┌──
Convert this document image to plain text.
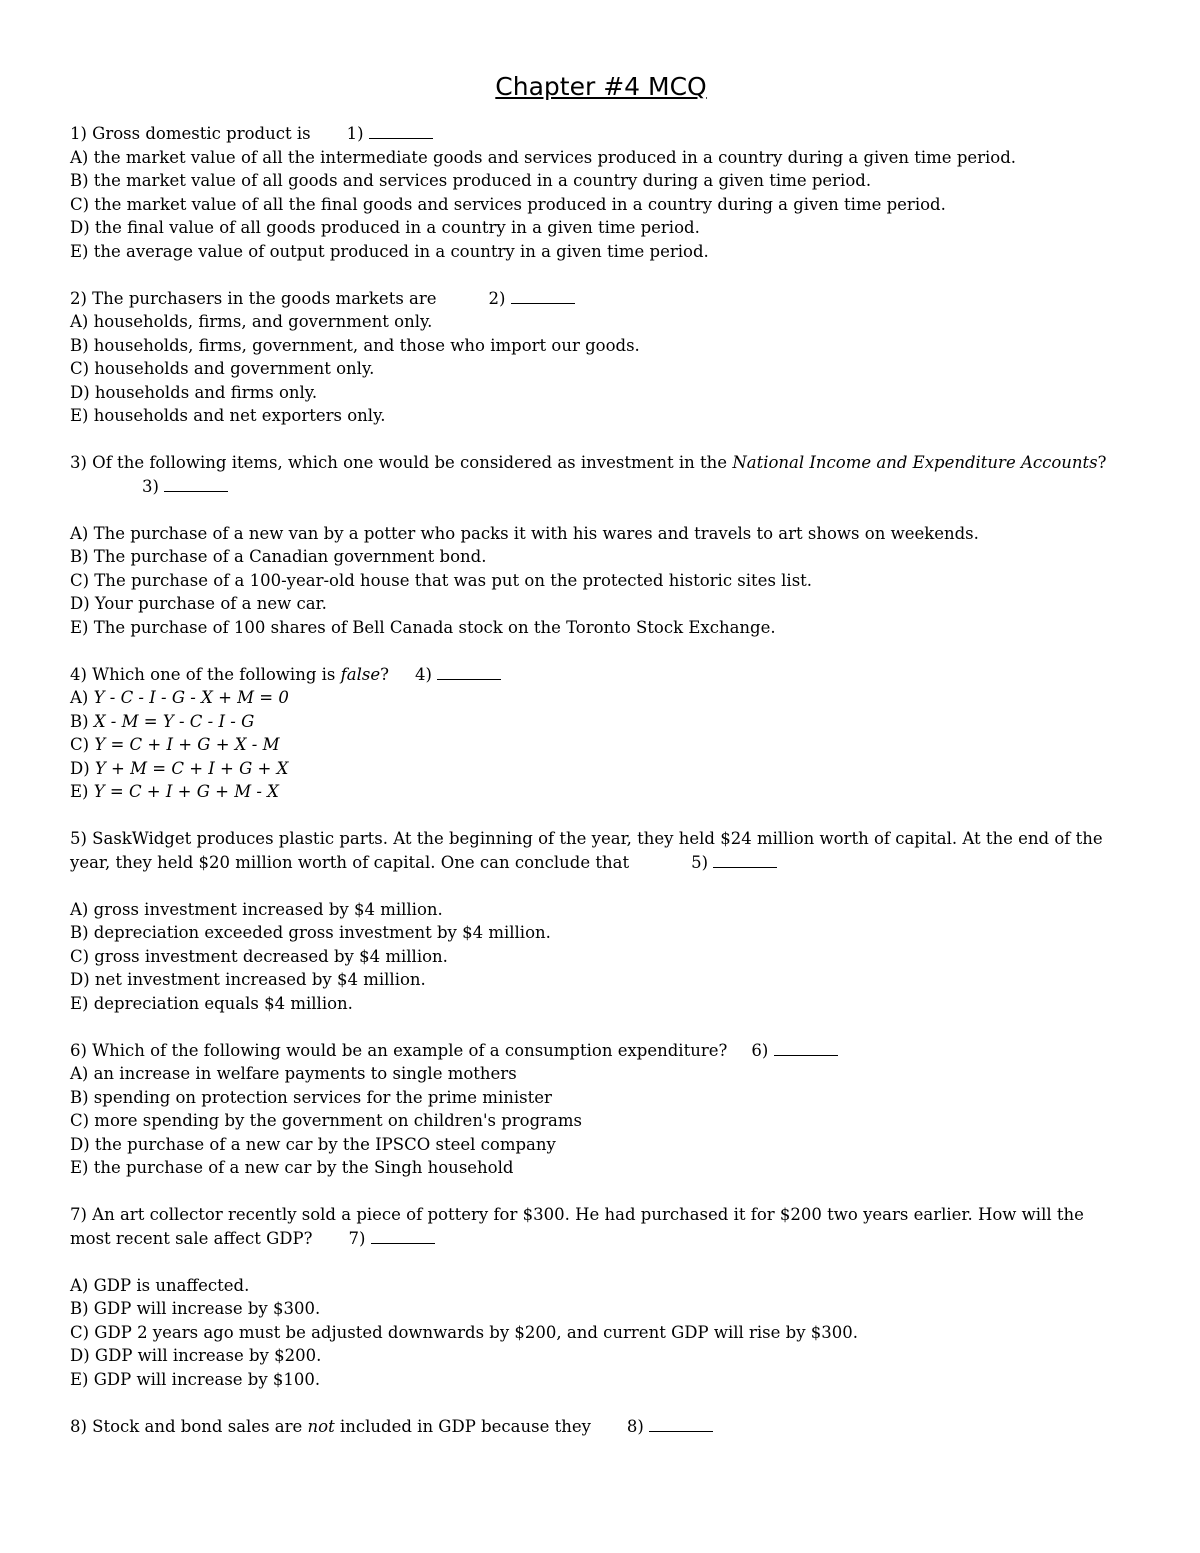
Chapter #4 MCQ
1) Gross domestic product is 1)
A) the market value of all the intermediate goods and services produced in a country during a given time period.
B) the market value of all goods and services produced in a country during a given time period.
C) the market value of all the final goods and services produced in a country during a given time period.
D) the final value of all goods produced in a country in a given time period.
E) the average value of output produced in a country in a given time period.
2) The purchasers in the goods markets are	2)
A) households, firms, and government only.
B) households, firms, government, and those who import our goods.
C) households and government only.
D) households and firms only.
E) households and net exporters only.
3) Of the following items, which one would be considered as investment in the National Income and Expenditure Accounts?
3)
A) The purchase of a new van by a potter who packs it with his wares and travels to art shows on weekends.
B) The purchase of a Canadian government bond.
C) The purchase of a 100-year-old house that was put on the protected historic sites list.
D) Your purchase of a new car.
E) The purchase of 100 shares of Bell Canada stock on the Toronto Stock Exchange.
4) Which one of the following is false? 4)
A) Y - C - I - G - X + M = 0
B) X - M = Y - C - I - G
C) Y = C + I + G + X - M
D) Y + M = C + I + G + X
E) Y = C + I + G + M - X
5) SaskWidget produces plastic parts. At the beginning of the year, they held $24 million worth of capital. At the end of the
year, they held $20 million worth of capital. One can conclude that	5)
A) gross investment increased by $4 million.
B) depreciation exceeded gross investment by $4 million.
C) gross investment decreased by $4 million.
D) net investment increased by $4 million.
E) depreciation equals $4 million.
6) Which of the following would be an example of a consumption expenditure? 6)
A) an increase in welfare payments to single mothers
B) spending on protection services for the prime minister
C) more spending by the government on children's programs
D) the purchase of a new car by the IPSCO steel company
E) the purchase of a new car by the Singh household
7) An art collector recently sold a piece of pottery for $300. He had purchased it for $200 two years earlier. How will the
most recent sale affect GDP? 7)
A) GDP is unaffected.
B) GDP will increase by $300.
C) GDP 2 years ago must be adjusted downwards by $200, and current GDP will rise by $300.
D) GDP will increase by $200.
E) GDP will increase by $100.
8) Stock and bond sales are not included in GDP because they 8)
└──
┌──
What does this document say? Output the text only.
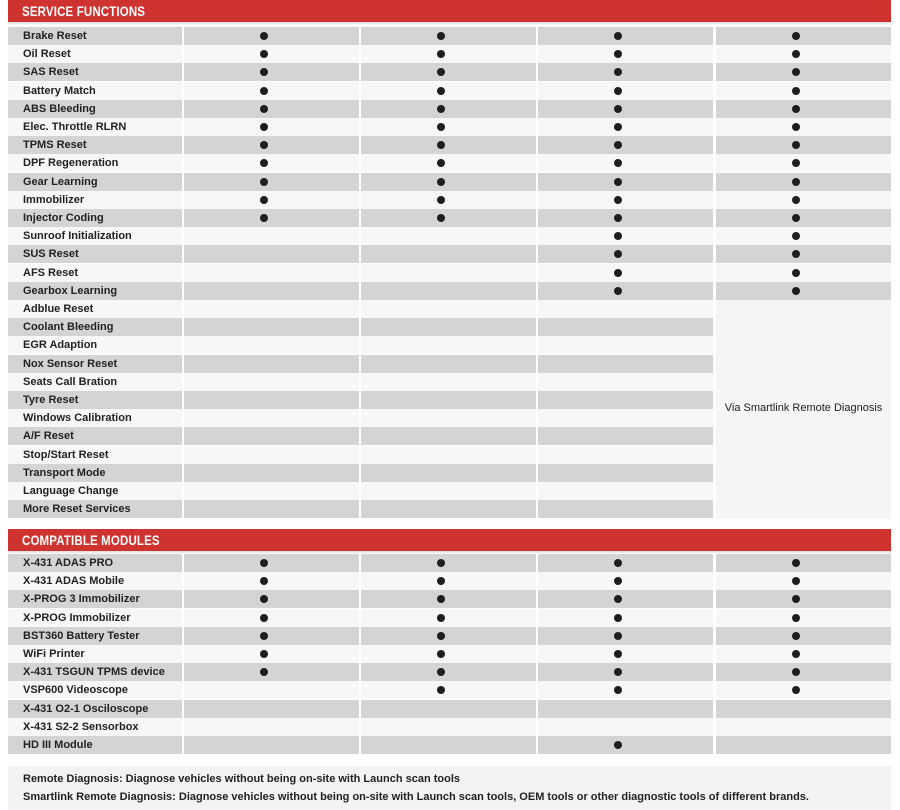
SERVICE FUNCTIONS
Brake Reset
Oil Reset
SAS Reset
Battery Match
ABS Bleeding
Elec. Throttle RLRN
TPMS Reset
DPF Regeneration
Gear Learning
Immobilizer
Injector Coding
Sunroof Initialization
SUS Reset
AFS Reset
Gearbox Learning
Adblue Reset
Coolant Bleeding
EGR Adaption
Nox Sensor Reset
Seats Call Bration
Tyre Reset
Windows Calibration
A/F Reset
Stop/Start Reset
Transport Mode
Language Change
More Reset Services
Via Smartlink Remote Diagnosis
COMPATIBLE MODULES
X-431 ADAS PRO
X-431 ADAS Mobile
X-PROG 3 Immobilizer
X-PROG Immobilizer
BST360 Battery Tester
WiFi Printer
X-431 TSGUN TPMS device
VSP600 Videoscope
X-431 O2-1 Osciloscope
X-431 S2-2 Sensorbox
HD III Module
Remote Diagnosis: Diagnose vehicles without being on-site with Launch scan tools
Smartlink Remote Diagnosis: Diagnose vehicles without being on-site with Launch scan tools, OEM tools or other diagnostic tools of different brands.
└──
Extract all lines containing the word "would".

3) Of the following items, which one would be considered as investment in the National Income and Expenditure Accounts?
6) Which of the following would be an example of a consumption expenditure? 6)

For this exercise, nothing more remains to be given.